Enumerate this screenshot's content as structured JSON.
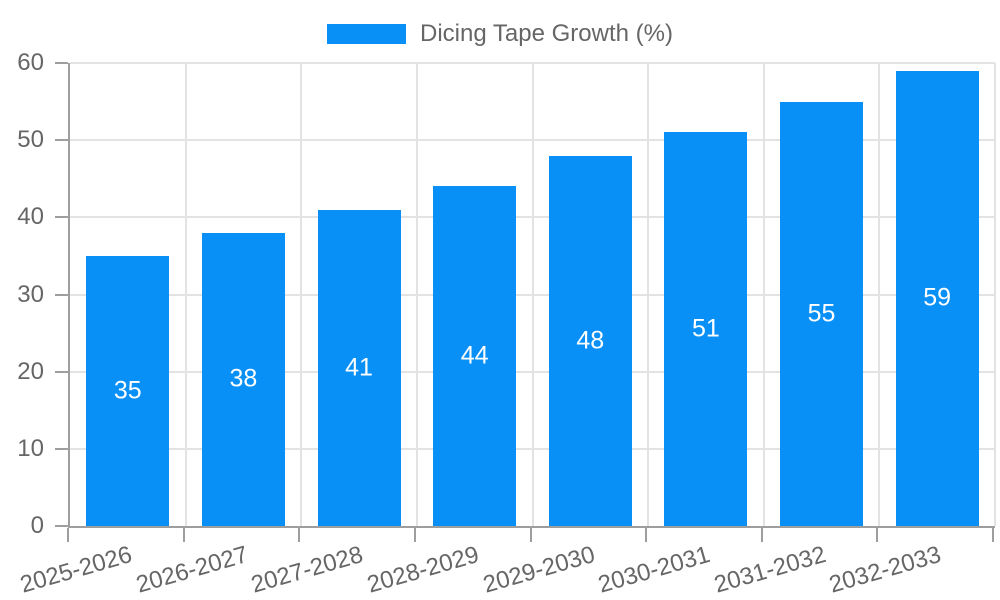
{
  "chart_data": {
    "type": "bar",
    "title": "",
    "legend_label": "Dicing Tape Growth (%)",
    "legend_position": "top",
    "categories": [
      "2025-2026",
      "2026-2027",
      "2027-2028",
      "2028-2029",
      "2029-2030",
      "2030-2031",
      "2031-2032",
      "2032-2033"
    ],
    "series": [
      {
        "name": "Dicing Tape Growth (%)",
        "values": [
          35,
          38,
          41,
          44,
          48,
          51,
          55,
          59
        ]
      }
    ],
    "xlabel": "",
    "ylabel": "",
    "ylim": [
      0,
      60
    ],
    "yticks": [
      0,
      10,
      20,
      30,
      40,
      50,
      60
    ],
    "grid": true,
    "bar_labels_inside": true,
    "colors": {
      "bar": "#0990f7",
      "grid": "#e3e3e3",
      "axis": "#9e9e9e",
      "tick_text": "#666666",
      "bar_label_text": "#ffffff",
      "background": "#ffffff"
    }
  }
}
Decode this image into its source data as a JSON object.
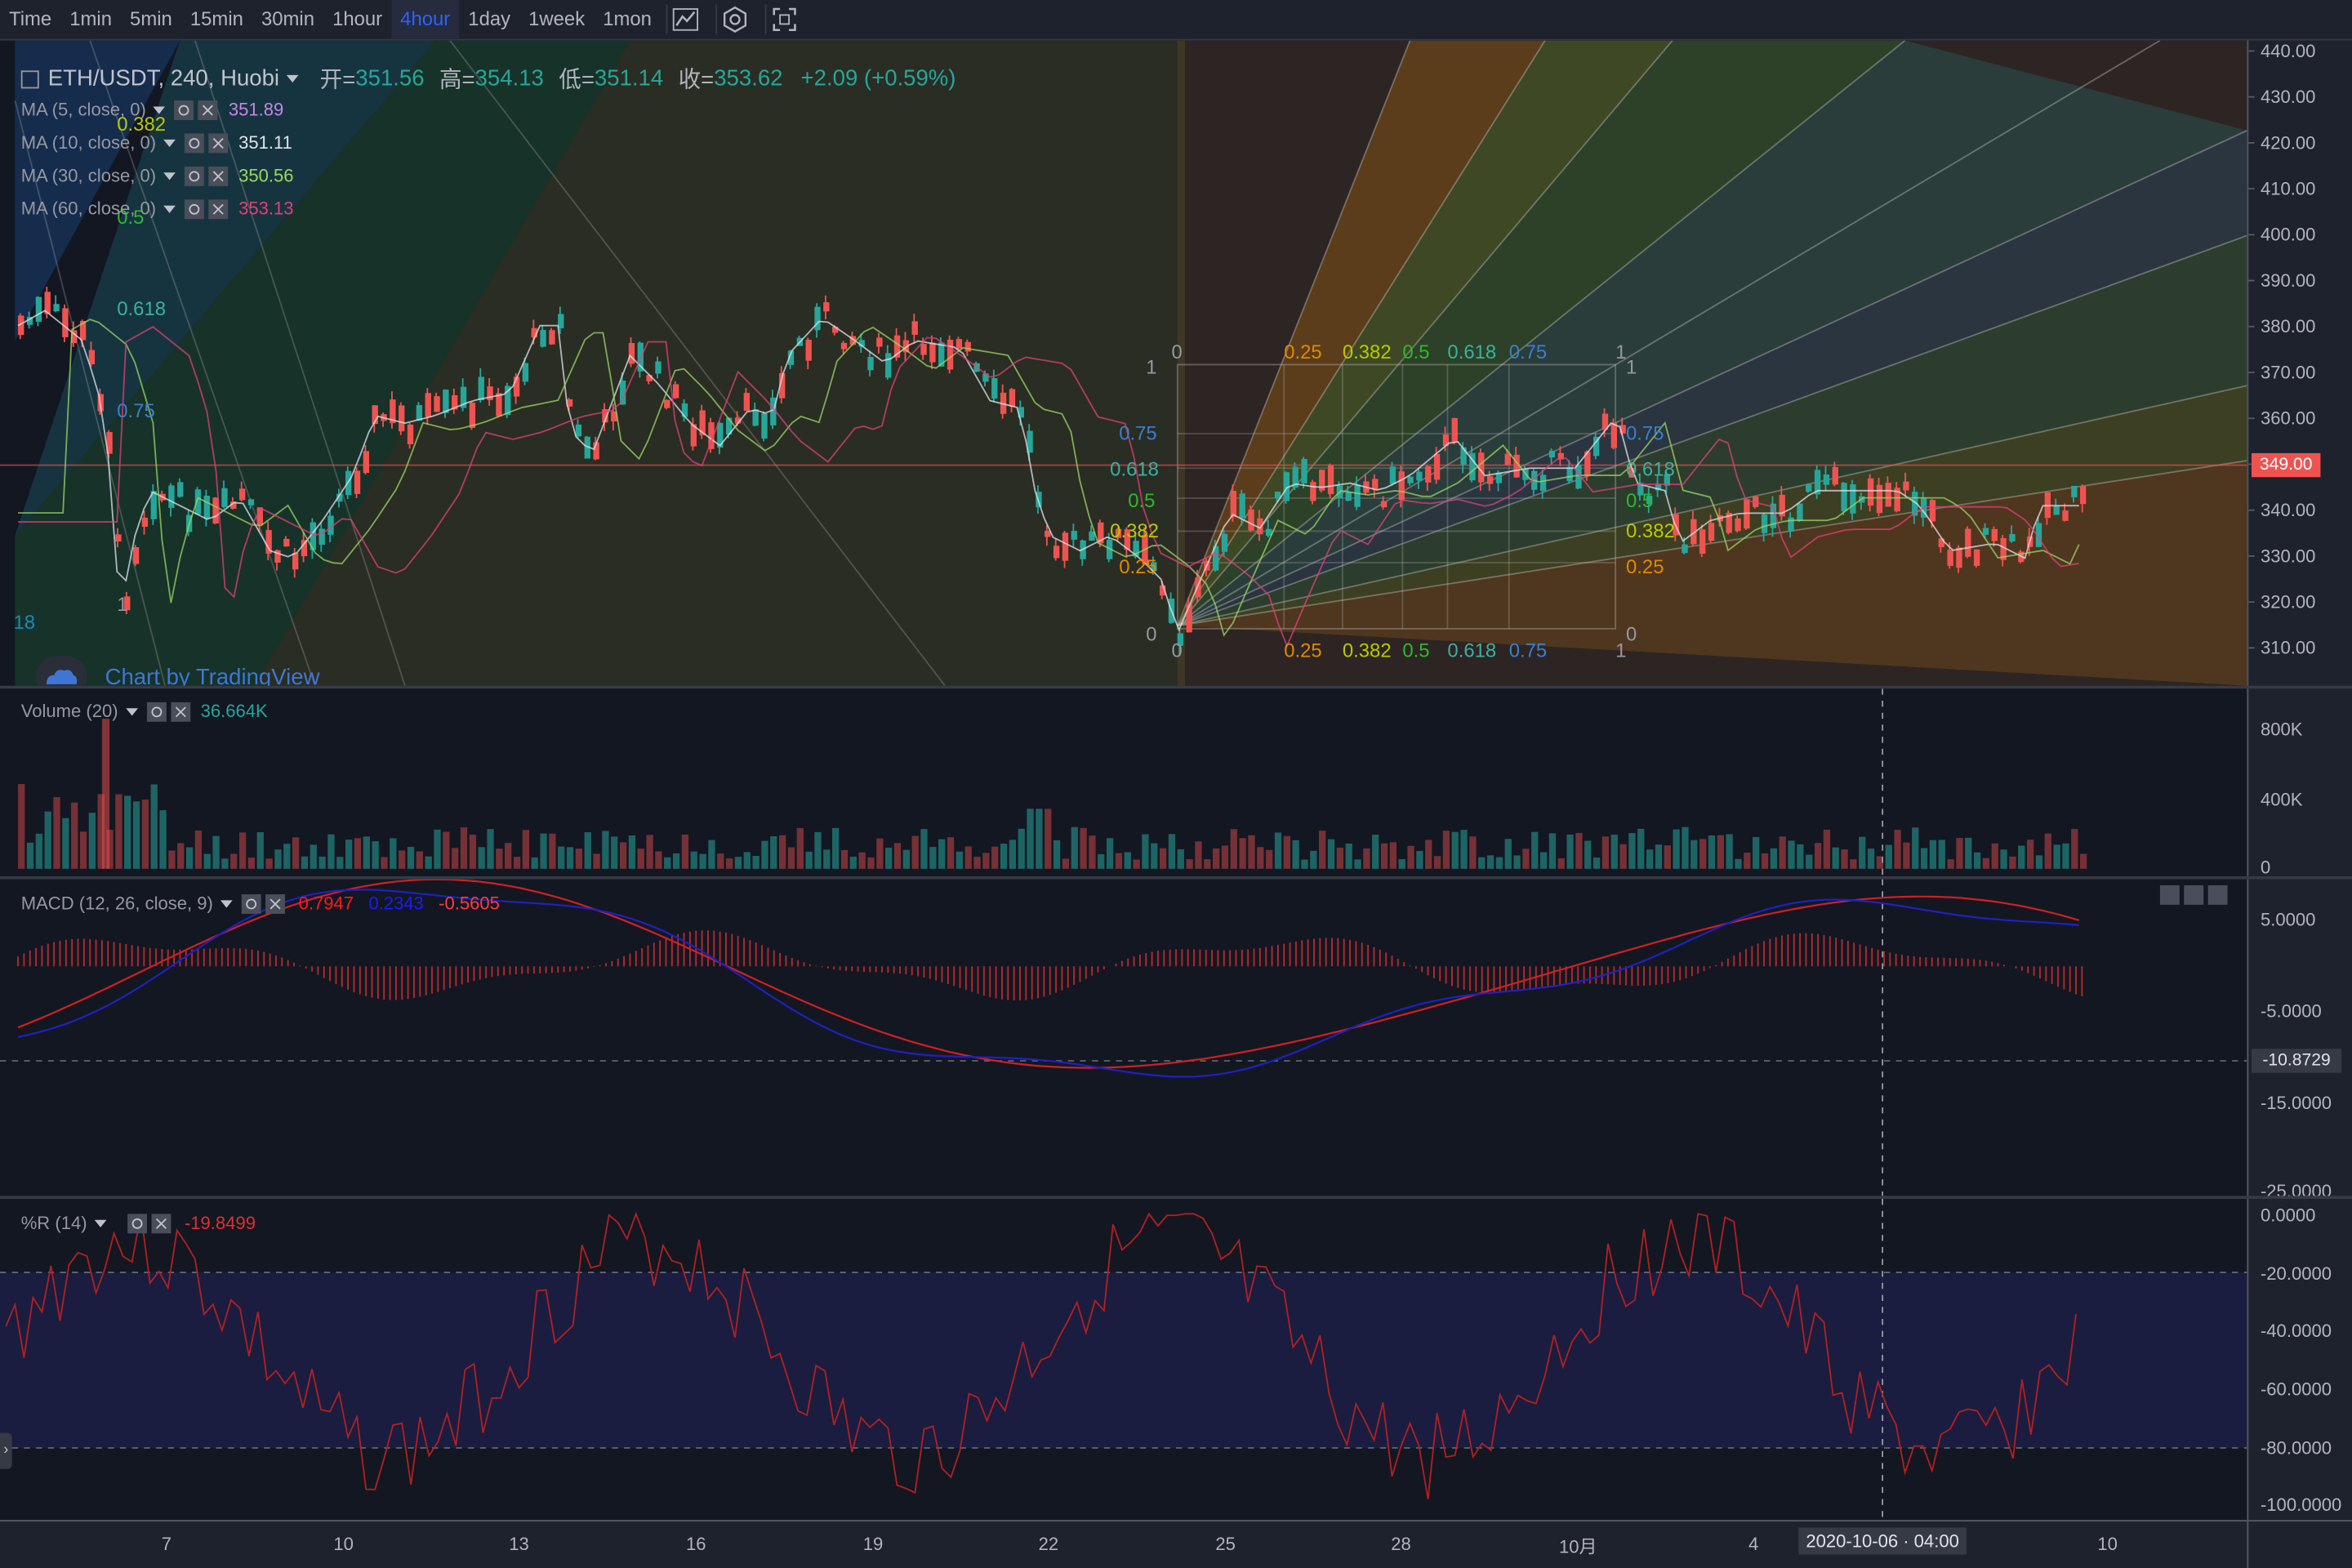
{
  "toolbar": {
    "items": [
      "Time",
      "1min",
      "5min",
      "15min",
      "30min",
      "1hour",
      "4hour",
      "1day",
      "1week",
      "1mon"
    ],
    "active": "4hour",
    "icons": [
      "indicators-icon",
      "settings-icon",
      "fullscreen-icon"
    ]
  },
  "main": {
    "symbol": "ETH/USDT, 240, Huobi",
    "ohlc": [
      {
        "label": "开=",
        "value": "351.56"
      },
      {
        "label": "高=",
        "value": "354.13"
      },
      {
        "label": "低=",
        "value": "351.14"
      },
      {
        "label": "收=",
        "value": "353.62"
      }
    ],
    "change": "+2.09 (+0.59%)",
    "ma": [
      {
        "label": "MA (5, close, 0)",
        "value": "351.89",
        "color": "#c586e8"
      },
      {
        "label": "MA (10, close, 0)",
        "value": "351.11",
        "color": "#e0e3eb"
      },
      {
        "label": "MA (30, close, 0)",
        "value": "350.56",
        "color": "#9bd665"
      },
      {
        "label": "MA (60, close, 0)",
        "value": "353.13",
        "color": "#e0407a"
      }
    ],
    "fan_levels_left": [
      "0.382",
      "0.5",
      "0.618",
      "0.75"
    ],
    "fan_corner_label": "1",
    "watermark": "Chart by TradingView",
    "watermark_num": "18",
    "grid_top": [
      "0",
      "0.25",
      "0.382",
      "0.5",
      "0.618",
      "0.75",
      "1"
    ],
    "grid_bottom": [
      "0",
      "0.25",
      "0.382",
      "0.5",
      "0.618",
      "0.75",
      "1"
    ],
    "grid_left": [
      "1",
      "0.75",
      "0.618",
      "0.5",
      "0.382",
      "0.25",
      "0"
    ],
    "grid_right": [
      "1",
      "0.75",
      "0.618",
      "0.5",
      "0.382",
      "0.25",
      "0"
    ],
    "price_axis": [
      "440.00",
      "430.00",
      "420.00",
      "410.00",
      "400.00",
      "390.00",
      "380.00",
      "370.00",
      "360.00",
      "350.00",
      "340.00",
      "330.00",
      "320.00",
      "310.00"
    ],
    "last_price": "349.00"
  },
  "volume": {
    "label": "Volume (20)",
    "value": "36.664K",
    "axis": [
      "800K",
      "400K",
      "0"
    ]
  },
  "macd": {
    "label": "MACD (12, 26, close, 9)",
    "values": [
      {
        "v": "0.7947",
        "color": "#ff1a1a"
      },
      {
        "v": "0.2343",
        "color": "#1a1aff"
      },
      {
        "v": "-0.5605",
        "color": "#ff3b3b"
      }
    ],
    "axis": [
      "5.0000",
      "-5.0000",
      "-15.0000",
      "-25.0000"
    ],
    "cursor_value": "-10.8729"
  },
  "wr": {
    "label": "%R (14)",
    "value": "-19.8499",
    "axis": [
      "0.0000",
      "-20.0000",
      "-40.0000",
      "-60.0000",
      "-80.0000",
      "-100.0000"
    ]
  },
  "time_axis": [
    "7",
    "10",
    "13",
    "16",
    "19",
    "22",
    "25",
    "28",
    "10月",
    "4",
    "10"
  ],
  "cursor_time": "2020-10-06 · 04:00",
  "colors": {
    "up": "#26a69a",
    "down": "#ef5350",
    "bg": "#1e222d",
    "accent": "#2962ff"
  }
}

####

Given instruction – Pick out the lines above containing the word "JSON", then copy them.

Expected answer –
Enumerate this screenshot's content as structured JSON.
Decode this image into its source data as a JSON object.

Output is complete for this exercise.